Provided records ->
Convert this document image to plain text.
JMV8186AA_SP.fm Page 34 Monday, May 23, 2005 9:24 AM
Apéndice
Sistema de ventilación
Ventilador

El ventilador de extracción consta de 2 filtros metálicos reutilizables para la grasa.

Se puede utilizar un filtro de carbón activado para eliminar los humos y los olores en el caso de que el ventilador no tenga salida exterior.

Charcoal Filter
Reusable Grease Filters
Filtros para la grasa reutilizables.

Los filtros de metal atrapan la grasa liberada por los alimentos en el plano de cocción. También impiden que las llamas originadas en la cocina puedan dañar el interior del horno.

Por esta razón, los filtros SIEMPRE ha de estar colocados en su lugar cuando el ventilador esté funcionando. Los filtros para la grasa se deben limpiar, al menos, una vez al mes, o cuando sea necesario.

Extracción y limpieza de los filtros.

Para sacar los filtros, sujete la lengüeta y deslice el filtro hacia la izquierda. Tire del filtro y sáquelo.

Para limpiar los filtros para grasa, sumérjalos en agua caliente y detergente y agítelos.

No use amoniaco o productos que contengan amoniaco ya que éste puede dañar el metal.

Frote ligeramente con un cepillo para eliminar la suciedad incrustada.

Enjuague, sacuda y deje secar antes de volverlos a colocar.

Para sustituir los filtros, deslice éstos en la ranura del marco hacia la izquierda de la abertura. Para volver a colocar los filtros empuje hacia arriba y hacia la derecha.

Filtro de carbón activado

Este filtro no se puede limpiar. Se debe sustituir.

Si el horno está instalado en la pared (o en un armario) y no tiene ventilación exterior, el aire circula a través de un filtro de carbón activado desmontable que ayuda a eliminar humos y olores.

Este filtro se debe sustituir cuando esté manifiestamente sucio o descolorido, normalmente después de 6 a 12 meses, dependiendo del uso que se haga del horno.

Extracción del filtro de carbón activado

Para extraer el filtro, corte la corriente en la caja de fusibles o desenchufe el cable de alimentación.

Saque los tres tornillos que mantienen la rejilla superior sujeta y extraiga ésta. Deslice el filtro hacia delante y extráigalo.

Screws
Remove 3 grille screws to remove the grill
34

What this task involves ->
Which lines contain the word "izquierda"? Copy each one.

Expected answer ->
Para sacar los filtros, sujete la lengüeta y deslice el filtro hacia la izquierda. Tire del filtro y sáquelo.
Para sustituir los filtros, deslice éstos en la ranura del marco hacia la izquierda de la abertura. Para volver a colocar los filtros empuje hacia arriba y hacia la derecha.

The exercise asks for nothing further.